Copy every record exactly, and keep the pictures out.

<<<<

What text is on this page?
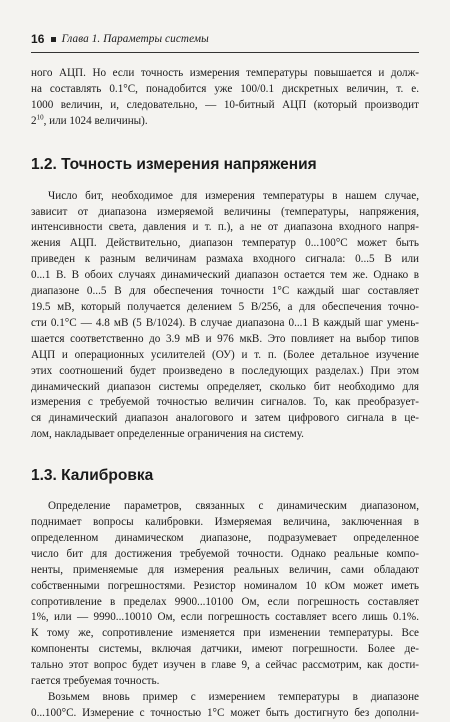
16 Глава 1. Параметры системы

ного АЦП. Но если точность измерения температуры повышается и долж-
на составлять 0.1°С, понадобится уже 100/0.1 дискретных величин, т. е.
1000 величин, и, следовательно, — 10-битный АЦП (который производит

$2^{10}$, или 1024 величины).

1.2. Точность измерения напряжения

Число бит, необходимое для измерения температуры в нашем случае,

зависит от диапазона измеряемой величины (температуры, напряжения,

интенсивности света, давления и т. п.), а не от диапазона входного напря-

жения АЦП. Действительно, диапазон температур 0...100°С может быть

приведен к разным величинам размаха входного сигнала: 0...5 В или

0...1 В. В обоих случаях динамический диапазон остается тем же. Однако в

диапазоне 0...5 В для обеспечения точности 1°С каждый шаг составляет

19.5 мВ, который получается делением 5 В/256, а для обеспечения точно-

сти 0.1°С — 4.8 мВ (5 В/1024). В случае диапазона 0...1 В каждый шаг умень-

шается соответственно до 3.9 мВ и 976 мкВ. Это повлияет на выбор типов

АЦП и операционных усилителей (ОУ) и т. п. (Более детальное изучение

этих соотношений будет произведено в последующих разделах.) При этом

динамический диапазон системы определяет, сколько бит необходимо для

измерения с требуемой точностью величин сигналов. То, как преобразует-

ся динамический диапазон аналогового и затем цифрового сигнала в це-

лом, накладывает определенные ограничения на систему.

1.3. Калибровка

Определение параметров, связанных с динамическим диапазоном,

поднимает вопросы калибровки. Измеряемая величина, заключенная в

определенном динамическом диапазоне, подразумевает определенное

число бит для достижения требуемой точности. Однако реальные компо-

ненты, применяемые для измерения реальных величин, сами обладают

собственными погрешностями. Резистор номиналом 10 кОм может иметь

сопротивление в пределах 9900...10100 Ом, если погрешность составляет

1%, или — 9990...10010 Ом, если погрешность составляет всего лишь 0.1%.

К тому же, сопротивление изменяется при изменении температуры. Все

компоненты системы, включая датчики, имеют погрешности. Более де-

тально этот вопрос будет изучен в главе 9, а сейчас рассмотрим, как дости-

гается требуемая точность.

Возьмем вновь пример с измерением температуры в диапазоне

0...100°С. Измерение с точностью 1°С может быть достигнуто без дополни-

>>>>

# [Written solution]
What text is on this page?
16 Глава 1. Параметры системы

ного АЦП. Но если точность измерения температуры повышается и долж-
на составлять 0.1°С, понадобится уже 100/0.1 дискретных величин, т. е.
1000 величин, и, следовательно, — 10-битный АЦП (который производит

$2^{10}$, или 1024 величины).

1.2. Точность измерения напряжения

Число бит, необходимое для измерения температуры в нашем случае,

зависит от диапазона измеряемой величины (температуры, напряжения,

интенсивности света, давления и т. п.), а не от диапазона входного напря-

жения АЦП. Действительно, диапазон температур 0...100°С может быть

приведен к разным величинам размаха входного сигнала: 0...5 В или

0...1 В. В обоих случаях динамический диапазон остается тем же. Однако в

диапазоне 0...5 В для обеспечения точности 1°С каждый шаг составляет

19.5 мВ, который получается делением 5 В/256, а для обеспечения точно-

сти 0.1°С — 4.8 мВ (5 В/1024). В случае диапазона 0...1 В каждый шаг умень-

шается соответственно до 3.9 мВ и 976 мкВ. Это повлияет на выбор типов

АЦП и операционных усилителей (ОУ) и т. п. (Более детальное изучение

этих соотношений будет произведено в последующих разделах.) При этом

динамический диапазон системы определяет, сколько бит необходимо для

измерения с требуемой точностью величин сигналов. То, как преобразует-

ся динамический диапазон аналогового и затем цифрового сигнала в це-

лом, накладывает определенные ограничения на систему.

1.3. Калибровка

Определение параметров, связанных с динамическим диапазоном,

поднимает вопросы калибровки. Измеряемая величина, заключенная в

определенном динамическом диапазоне, подразумевает определенное

число бит для достижения требуемой точности. Однако реальные компо-

ненты, применяемые для измерения реальных величин, сами обладают

собственными погрешностями. Резистор номиналом 10 кОм может иметь

сопротивление в пределах 9900...10100 Ом, если погрешность составляет

1%, или — 9990...10010 Ом, если погрешность составляет всего лишь 0.1%.

К тому же, сопротивление изменяется при изменении температуры. Все

компоненты системы, включая датчики, имеют погрешности. Более де-

тально этот вопрос будет изучен в главе 9, а сейчас рассмотрим, как дости-

гается требуемая точность.

Возьмем вновь пример с измерением температуры в диапазоне

0...100°С. Измерение с точностью 1°С может быть достигнуто без дополни-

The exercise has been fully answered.